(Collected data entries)

== == ==

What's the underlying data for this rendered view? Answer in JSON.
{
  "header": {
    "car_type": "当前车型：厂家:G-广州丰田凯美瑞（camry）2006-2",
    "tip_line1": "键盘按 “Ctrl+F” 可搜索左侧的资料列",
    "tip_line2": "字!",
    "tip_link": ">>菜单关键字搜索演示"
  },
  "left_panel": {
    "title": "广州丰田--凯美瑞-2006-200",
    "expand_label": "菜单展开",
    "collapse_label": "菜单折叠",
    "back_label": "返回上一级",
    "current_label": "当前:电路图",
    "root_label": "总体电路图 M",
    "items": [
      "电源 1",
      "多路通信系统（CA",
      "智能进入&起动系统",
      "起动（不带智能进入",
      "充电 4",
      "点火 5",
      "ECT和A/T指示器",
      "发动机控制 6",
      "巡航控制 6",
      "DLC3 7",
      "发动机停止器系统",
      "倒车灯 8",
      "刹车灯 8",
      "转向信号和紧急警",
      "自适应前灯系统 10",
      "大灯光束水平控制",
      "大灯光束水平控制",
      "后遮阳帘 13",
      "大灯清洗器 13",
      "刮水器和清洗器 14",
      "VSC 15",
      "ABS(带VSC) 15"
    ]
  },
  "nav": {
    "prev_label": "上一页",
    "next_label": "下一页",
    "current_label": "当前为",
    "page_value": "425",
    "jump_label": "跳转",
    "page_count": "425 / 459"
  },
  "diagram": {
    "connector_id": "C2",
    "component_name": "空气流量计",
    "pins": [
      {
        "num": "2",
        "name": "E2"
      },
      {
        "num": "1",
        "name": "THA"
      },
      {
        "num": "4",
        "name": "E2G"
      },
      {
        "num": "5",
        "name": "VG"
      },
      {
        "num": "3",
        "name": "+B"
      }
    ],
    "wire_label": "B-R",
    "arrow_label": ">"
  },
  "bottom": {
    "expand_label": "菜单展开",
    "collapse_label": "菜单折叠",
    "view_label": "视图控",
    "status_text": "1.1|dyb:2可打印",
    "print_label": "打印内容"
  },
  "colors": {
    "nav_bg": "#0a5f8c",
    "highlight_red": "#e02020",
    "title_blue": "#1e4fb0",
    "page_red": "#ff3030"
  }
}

== == ==

Nothing should be left out: return all of the records exactly.

What's the underlying data for this rendered view? Answer in JSON.
{
  "header": {
    "car_type": "当前车型：厂家:G-广州丰田凯美瑞（camry）2006-2",
    "tip_line1": "键盘按 “Ctrl+F” 可搜索左侧的资料列",
    "tip_line2": "字!",
    "tip_link": ">>菜单关键字搜索演示"
  },
  "left_panel": {
    "title": "广州丰田--凯美瑞-2006-200",
    "expand_label": "菜单展开",
    "collapse_label": "菜单折叠",
    "back_label": "返回上一级",
    "current_label": "当前:电路图",
    "root_label": "总体电路图 M",
    "items": [
      "电源 1",
      "多路通信系统（CA",
      "智能进入&起动系统",
      "起动（不带智能进入",
      "充电 4",
      "点火 5",
      "ECT和A/T指示器",
      "发动机控制 6",
      "巡航控制 6",
      "DLC3 7",
      "发动机停止器系统",
      "倒车灯 8",
      "刹车灯 8",
      "转向信号和紧急警",
      "自适应前灯系统 10",
      "大灯光束水平控制",
      "大灯光束水平控制",
      "后遮阳帘 13",
      "大灯清洗器 13",
      "刮水器和清洗器 14",
      "VSC 15",
      "ABS(带VSC) 15"
    ]
  },
  "nav": {
    "prev_label": "上一页",
    "next_label": "下一页",
    "current_label": "当前为",
    "page_value": "425",
    "jump_label": "跳转",
    "page_count": "425 / 459"
  },
  "diagram": {
    "connector_id": "C2",
    "component_name": "空气流量计",
    "pins": [
      {
        "num": "2",
        "name": "E2"
      },
      {
        "num": "1",
        "name": "THA"
      },
      {
        "num": "4",
        "name": "E2G"
      },
      {
        "num": "5",
        "name": "VG"
      },
      {
        "num": "3",
        "name": "+B"
      }
    ],
    "wire_label": "B-R",
    "arrow_label": ">"
  },
  "bottom": {
    "expand_label": "菜单展开",
    "collapse_label": "菜单折叠",
    "view_label": "视图控",
    "status_text": "1.1|dyb:2可打印",
    "print_label": "打印内容"
  },
  "colors": {
    "nav_bg": "#0a5f8c",
    "highlight_red": "#e02020",
    "title_blue": "#1e4fb0",
    "page_red": "#ff3030"
  }
}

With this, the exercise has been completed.